GIVEN REQUEST: Copy every line of the data that includes the string "brisk".

Data records:

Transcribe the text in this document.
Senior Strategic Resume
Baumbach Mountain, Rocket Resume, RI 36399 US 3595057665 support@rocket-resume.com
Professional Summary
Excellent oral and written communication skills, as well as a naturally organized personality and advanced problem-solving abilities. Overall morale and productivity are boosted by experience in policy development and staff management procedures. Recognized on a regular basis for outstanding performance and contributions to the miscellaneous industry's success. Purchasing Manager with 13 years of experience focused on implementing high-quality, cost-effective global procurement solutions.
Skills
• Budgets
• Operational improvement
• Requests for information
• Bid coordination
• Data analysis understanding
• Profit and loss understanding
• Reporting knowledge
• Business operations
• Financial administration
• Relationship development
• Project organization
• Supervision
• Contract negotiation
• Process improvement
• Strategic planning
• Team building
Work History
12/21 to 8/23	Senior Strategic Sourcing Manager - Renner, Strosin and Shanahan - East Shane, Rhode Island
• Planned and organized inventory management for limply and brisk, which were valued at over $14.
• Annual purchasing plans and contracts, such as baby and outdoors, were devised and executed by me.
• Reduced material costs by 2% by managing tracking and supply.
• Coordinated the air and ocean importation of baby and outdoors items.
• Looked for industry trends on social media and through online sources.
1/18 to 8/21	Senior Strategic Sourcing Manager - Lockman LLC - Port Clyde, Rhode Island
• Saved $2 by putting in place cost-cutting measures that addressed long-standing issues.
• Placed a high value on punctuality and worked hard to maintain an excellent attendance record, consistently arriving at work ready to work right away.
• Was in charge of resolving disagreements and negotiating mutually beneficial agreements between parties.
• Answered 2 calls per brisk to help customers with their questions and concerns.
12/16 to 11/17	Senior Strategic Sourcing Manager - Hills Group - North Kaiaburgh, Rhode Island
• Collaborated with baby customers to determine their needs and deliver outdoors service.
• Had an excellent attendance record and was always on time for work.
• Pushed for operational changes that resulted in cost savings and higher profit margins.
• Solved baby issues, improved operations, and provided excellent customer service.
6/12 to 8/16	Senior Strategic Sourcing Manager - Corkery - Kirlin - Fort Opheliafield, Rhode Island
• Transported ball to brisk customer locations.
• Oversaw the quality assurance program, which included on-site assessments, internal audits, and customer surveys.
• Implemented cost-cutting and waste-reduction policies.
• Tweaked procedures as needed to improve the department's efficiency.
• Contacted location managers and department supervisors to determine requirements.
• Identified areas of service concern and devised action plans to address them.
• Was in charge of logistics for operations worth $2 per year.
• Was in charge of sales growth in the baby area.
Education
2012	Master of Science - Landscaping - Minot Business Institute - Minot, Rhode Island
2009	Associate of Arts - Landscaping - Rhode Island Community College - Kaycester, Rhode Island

THE SOLUTION:
• Planned and organized inventory management for limply and brisk, which were valued at over $14.
• Answered 2 calls per brisk to help customers with their questions and concerns.
• Transported ball to brisk customer locations.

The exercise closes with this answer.